══ SUPPLIED DATA
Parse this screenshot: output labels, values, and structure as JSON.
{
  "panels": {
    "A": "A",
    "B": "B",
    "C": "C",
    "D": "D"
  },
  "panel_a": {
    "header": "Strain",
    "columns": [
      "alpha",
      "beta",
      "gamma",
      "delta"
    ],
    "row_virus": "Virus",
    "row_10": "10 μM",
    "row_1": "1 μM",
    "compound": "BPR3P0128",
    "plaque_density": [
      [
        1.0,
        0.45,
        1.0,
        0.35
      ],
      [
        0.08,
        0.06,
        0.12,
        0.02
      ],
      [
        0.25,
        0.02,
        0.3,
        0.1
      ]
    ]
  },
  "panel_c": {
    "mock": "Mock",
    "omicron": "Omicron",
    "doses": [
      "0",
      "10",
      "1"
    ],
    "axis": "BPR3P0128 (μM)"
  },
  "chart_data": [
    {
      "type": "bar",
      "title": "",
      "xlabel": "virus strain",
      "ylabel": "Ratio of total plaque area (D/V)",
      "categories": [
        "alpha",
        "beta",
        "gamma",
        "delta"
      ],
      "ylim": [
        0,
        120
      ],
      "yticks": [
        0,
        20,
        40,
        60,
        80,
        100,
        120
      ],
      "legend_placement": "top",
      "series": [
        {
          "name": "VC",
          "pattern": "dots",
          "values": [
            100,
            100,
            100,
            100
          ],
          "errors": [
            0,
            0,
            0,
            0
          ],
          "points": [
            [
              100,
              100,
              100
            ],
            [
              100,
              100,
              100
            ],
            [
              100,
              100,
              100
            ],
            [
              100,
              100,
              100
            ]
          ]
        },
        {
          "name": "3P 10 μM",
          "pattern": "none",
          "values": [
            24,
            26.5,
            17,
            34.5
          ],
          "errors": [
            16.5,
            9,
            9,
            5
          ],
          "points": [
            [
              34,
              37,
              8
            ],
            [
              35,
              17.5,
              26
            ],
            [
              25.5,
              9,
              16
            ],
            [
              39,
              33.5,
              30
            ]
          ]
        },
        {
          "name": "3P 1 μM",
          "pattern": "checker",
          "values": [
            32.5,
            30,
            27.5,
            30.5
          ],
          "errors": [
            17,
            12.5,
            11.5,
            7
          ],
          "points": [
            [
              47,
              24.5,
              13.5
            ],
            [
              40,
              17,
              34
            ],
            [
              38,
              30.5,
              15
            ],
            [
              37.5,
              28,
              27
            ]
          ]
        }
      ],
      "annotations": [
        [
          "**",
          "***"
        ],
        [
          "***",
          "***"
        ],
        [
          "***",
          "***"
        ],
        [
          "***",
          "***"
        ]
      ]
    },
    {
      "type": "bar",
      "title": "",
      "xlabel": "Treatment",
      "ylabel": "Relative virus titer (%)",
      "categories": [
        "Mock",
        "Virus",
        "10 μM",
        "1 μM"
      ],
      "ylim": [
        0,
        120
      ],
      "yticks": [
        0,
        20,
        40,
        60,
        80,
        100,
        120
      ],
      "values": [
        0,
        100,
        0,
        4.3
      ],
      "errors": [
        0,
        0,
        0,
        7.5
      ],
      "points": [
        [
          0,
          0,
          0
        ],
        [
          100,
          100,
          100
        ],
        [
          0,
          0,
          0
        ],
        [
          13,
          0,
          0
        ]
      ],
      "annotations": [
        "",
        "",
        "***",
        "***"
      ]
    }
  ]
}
════
■ **EXERCISE AIM**: Note each line of the entries that has "pattern" in it, and copy those lines.

■ **ANSWER TO THE PROBLEM**:
          "pattern": "dots",
          "pattern": "none",
          "pattern": "checker",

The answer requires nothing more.